* Begin *
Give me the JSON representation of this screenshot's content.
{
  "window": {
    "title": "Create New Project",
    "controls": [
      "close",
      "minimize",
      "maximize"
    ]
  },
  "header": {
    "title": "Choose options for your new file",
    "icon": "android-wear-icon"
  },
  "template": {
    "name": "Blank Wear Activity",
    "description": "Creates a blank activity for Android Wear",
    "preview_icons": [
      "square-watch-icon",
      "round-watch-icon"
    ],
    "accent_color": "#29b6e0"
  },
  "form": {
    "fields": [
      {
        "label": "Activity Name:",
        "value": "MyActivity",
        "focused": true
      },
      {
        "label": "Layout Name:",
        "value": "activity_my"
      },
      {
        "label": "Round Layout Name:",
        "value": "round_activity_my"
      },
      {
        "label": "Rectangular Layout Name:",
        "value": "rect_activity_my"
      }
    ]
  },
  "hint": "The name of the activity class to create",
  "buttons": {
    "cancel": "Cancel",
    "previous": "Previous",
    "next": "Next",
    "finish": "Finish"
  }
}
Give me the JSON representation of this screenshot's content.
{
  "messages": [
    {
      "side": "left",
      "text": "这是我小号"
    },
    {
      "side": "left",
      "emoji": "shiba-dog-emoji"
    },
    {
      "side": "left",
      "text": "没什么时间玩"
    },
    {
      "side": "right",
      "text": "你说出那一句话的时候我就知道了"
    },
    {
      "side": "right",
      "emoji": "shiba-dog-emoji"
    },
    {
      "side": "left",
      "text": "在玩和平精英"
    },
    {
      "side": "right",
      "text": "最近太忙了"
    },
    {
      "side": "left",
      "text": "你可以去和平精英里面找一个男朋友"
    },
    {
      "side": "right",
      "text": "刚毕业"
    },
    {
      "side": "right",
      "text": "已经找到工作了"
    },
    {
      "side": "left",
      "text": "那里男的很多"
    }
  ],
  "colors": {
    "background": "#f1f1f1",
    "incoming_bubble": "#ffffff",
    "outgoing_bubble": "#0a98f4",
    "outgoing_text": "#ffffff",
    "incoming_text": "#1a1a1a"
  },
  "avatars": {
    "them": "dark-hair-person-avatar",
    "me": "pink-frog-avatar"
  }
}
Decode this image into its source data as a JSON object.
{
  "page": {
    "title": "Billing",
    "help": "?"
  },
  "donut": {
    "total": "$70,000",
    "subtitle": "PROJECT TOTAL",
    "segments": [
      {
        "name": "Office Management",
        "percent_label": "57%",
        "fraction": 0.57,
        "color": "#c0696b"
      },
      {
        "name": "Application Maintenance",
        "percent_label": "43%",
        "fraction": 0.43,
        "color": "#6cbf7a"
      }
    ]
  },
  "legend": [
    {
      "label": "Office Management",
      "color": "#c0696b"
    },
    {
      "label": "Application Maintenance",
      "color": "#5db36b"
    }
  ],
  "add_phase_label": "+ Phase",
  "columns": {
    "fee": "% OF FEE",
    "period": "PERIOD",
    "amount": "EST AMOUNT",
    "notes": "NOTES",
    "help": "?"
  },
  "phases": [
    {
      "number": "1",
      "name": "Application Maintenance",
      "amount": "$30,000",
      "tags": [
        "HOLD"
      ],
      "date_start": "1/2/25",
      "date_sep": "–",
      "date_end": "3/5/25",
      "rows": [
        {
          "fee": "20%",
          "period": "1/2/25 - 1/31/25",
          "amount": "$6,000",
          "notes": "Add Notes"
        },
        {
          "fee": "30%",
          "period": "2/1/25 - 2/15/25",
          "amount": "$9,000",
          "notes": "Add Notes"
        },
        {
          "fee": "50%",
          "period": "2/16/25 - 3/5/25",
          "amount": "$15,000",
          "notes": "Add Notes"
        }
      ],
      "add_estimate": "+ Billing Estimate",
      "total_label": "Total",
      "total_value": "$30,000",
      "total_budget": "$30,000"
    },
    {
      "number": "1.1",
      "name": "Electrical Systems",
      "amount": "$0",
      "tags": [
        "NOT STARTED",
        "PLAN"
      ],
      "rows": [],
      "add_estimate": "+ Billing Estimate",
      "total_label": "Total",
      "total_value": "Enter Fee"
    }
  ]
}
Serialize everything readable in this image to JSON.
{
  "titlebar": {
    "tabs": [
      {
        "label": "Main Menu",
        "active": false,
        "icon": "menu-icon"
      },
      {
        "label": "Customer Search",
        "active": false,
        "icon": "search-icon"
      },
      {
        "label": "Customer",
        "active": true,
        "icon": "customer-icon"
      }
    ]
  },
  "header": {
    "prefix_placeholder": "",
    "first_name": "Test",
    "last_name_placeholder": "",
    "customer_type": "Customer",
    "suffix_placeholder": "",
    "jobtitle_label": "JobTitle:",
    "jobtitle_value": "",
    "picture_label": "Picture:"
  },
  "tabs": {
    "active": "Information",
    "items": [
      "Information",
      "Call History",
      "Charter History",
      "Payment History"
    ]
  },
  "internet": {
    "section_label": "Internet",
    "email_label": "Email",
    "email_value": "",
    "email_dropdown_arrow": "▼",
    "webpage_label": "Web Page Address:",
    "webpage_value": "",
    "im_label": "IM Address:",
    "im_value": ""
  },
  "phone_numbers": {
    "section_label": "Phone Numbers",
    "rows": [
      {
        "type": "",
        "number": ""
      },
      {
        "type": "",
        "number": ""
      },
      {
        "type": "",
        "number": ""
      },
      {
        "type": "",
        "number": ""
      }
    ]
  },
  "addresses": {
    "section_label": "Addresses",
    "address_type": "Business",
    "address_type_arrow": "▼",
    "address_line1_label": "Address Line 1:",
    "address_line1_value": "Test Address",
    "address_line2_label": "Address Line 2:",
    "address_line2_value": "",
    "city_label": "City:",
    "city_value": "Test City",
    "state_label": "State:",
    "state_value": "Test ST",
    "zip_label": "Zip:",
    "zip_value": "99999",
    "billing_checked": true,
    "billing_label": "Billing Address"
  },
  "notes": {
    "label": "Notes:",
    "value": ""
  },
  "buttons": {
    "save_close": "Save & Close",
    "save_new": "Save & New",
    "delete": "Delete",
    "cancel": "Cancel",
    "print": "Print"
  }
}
* End *
Show all lines from the records above where the word "amount" occurs.

### Answer for this exercise:
    "amount": "EST AMOUNT",
      "amount": "$30,000",
          "amount": "$6,000",
          "amount": "$9,000",
          "amount": "$15,000",
      "amount": "$0",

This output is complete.